### Text provided
============================================================
The key analysis populations typically include:

  • All Randomized: Total participants who entered the study
  • Intent-to-Treat (ITT): Participants included in the primary efficacy analysis
  • Efficacy Population: Participants who meet specific criteria for efficacy evaluation
  • Safety Population: Participants who received at least one dose of study treatment

This tutorial shows you how to create a population summary table using Python’s rtflite package.

import polars as pl # Data manipulation
import rtflite as rtf # RTF reporting

3.2 Step 1: Load Data

We start by loading the Subject-level Analysis Dataset (ADSL), which contains population flags for each participant.

adsl = pl.read_parquet("data/adsl.parquet")

Let’s examine the key population flag variables we’ll use:

  • USUBJID: Unique participant identifier
  • TRT01P: Planned treatment group
  • ITTFL: Intent-to-treat population flag (Y/N)
============================================================
### Items
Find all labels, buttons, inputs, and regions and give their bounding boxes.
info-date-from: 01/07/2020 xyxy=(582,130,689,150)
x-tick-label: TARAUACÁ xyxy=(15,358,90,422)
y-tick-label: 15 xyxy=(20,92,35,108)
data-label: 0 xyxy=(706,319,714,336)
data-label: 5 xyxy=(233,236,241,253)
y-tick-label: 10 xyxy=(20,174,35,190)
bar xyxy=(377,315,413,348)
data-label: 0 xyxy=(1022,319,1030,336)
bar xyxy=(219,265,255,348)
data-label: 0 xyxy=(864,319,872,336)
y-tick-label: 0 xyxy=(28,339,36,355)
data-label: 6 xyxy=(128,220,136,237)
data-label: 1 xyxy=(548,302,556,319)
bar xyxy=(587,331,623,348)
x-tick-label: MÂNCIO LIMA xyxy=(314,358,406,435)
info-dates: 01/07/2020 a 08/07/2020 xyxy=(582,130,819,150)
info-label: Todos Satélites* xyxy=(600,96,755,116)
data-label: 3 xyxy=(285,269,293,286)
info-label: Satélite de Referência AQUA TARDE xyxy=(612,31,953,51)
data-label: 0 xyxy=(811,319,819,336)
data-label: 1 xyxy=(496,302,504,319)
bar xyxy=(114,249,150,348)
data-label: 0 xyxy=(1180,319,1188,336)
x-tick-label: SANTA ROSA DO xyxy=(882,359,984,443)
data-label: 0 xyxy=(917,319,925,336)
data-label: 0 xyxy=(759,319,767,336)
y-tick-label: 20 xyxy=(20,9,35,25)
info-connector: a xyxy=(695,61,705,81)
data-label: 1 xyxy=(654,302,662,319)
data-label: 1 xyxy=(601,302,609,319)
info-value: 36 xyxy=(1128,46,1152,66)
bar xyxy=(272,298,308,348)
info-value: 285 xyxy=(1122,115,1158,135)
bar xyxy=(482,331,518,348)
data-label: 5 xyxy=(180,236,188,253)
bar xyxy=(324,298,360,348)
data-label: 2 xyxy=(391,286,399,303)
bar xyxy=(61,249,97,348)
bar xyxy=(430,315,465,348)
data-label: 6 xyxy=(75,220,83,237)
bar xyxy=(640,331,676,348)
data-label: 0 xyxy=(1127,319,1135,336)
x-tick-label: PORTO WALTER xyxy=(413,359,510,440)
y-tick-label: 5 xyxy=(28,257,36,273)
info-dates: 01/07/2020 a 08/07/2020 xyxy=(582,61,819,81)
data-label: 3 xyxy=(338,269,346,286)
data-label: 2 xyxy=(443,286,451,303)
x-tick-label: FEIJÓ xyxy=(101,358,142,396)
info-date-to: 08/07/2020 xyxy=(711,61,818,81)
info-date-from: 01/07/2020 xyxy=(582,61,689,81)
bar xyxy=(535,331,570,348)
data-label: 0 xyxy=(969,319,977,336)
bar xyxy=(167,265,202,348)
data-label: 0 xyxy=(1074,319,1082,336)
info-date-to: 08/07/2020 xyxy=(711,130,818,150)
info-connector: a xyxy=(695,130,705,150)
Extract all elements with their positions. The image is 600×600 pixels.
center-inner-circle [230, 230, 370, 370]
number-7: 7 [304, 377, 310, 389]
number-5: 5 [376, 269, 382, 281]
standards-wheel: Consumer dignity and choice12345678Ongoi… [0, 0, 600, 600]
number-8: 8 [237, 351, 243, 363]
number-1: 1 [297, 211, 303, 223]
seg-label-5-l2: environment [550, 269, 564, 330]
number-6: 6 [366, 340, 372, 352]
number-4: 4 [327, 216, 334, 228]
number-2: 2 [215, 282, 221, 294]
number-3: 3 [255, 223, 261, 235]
============================================================
### Problems and tasks
- a) Transcribe the passage of the population summary tutorial from "Let’s examine the" up to and including "population flag (Y/N)".
- b) According to the population summary tutorial, which participants make up the Safety Population?

### Problem solutions
- a)
Let’s examine the key population flag variables we’ll use:

  • USUBJID: Unique participant identifier
  • TRT01P: Planned treatment group
  • ITTFL: Intent-to-treat population flag (Y/N)

- b) Participants who received at least one dose of study treatment.